* [TASK DIRECTIONS]
Extract the full set of records, then give each one again exactly.

* [ROWS]
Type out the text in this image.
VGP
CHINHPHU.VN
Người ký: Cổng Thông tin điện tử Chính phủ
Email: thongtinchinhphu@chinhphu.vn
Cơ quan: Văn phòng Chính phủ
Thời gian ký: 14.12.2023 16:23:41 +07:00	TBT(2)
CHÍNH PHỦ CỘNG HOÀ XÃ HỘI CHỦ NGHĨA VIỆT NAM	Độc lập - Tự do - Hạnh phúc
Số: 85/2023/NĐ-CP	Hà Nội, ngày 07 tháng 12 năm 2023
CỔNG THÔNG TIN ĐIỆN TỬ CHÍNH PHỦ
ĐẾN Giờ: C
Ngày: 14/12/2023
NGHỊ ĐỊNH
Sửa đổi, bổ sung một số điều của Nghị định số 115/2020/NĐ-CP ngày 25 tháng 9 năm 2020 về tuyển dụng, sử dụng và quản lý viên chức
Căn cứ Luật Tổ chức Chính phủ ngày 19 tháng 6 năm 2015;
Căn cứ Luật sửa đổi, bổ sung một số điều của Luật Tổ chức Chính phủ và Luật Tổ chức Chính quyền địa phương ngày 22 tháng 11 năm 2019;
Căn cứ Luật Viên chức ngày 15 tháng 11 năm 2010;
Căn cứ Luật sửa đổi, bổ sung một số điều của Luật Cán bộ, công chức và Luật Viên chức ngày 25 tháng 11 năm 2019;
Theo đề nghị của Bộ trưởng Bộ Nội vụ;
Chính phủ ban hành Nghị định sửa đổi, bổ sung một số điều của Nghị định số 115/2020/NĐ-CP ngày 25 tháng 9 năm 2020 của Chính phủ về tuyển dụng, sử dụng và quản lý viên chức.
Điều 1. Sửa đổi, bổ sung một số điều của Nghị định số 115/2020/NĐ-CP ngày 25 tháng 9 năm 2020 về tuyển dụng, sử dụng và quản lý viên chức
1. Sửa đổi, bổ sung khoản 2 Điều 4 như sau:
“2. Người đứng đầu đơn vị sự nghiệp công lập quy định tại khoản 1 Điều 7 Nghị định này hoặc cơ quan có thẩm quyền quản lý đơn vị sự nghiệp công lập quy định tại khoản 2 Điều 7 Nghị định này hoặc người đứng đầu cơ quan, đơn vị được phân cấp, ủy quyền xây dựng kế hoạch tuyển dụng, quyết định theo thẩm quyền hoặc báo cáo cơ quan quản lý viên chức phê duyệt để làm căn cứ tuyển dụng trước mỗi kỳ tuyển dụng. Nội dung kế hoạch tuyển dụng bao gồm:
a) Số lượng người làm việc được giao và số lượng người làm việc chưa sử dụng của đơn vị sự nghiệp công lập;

* [EXPECTED ANSWER]
Type out the text in this image.
VGP
CHINHPHU.VN
Người ký: Cổng Thông tin điện tử Chính phủ
Email: thongtinchinhphu@chinhphu.vn
Cơ quan: Văn phòng Chính phủ
Thời gian ký: 14.12.2023 16:23:41 +07:00	TBT(2)
CHÍNH PHỦ CỘNG HOÀ XÃ HỘI CHỦ NGHĨA VIỆT NAM	Độc lập - Tự do - Hạnh phúc
Số: 85/2023/NĐ-CP	Hà Nội, ngày 07 tháng 12 năm 2023
CỔNG THÔNG TIN ĐIỆN TỬ CHÍNH PHỦ
ĐẾN Giờ: C
Ngày: 14/12/2023
NGHỊ ĐỊNH
Sửa đổi, bổ sung một số điều của Nghị định số 115/2020/NĐ-CP ngày 25 tháng 9 năm 2020 về tuyển dụng, sử dụng và quản lý viên chức
Căn cứ Luật Tổ chức Chính phủ ngày 19 tháng 6 năm 2015;
Căn cứ Luật sửa đổi, bổ sung một số điều của Luật Tổ chức Chính phủ và Luật Tổ chức Chính quyền địa phương ngày 22 tháng 11 năm 2019;
Căn cứ Luật Viên chức ngày 15 tháng 11 năm 2010;
Căn cứ Luật sửa đổi, bổ sung một số điều của Luật Cán bộ, công chức và Luật Viên chức ngày 25 tháng 11 năm 2019;
Theo đề nghị của Bộ trưởng Bộ Nội vụ;
Chính phủ ban hành Nghị định sửa đổi, bổ sung một số điều của Nghị định số 115/2020/NĐ-CP ngày 25 tháng 9 năm 2020 của Chính phủ về tuyển dụng, sử dụng và quản lý viên chức.
Điều 1. Sửa đổi, bổ sung một số điều của Nghị định số 115/2020/NĐ-CP ngày 25 tháng 9 năm 2020 về tuyển dụng, sử dụng và quản lý viên chức
1. Sửa đổi, bổ sung khoản 2 Điều 4 như sau:
“2. Người đứng đầu đơn vị sự nghiệp công lập quy định tại khoản 1 Điều 7 Nghị định này hoặc cơ quan có thẩm quyền quản lý đơn vị sự nghiệp công lập quy định tại khoản 2 Điều 7 Nghị định này hoặc người đứng đầu cơ quan, đơn vị được phân cấp, ủy quyền xây dựng kế hoạch tuyển dụng, quyết định theo thẩm quyền hoặc báo cáo cơ quan quản lý viên chức phê duyệt để làm căn cứ tuyển dụng trước mỗi kỳ tuyển dụng. Nội dung kế hoạch tuyển dụng bao gồm:
a) Số lượng người làm việc được giao và số lượng người làm việc chưa sử dụng của đơn vị sự nghiệp công lập;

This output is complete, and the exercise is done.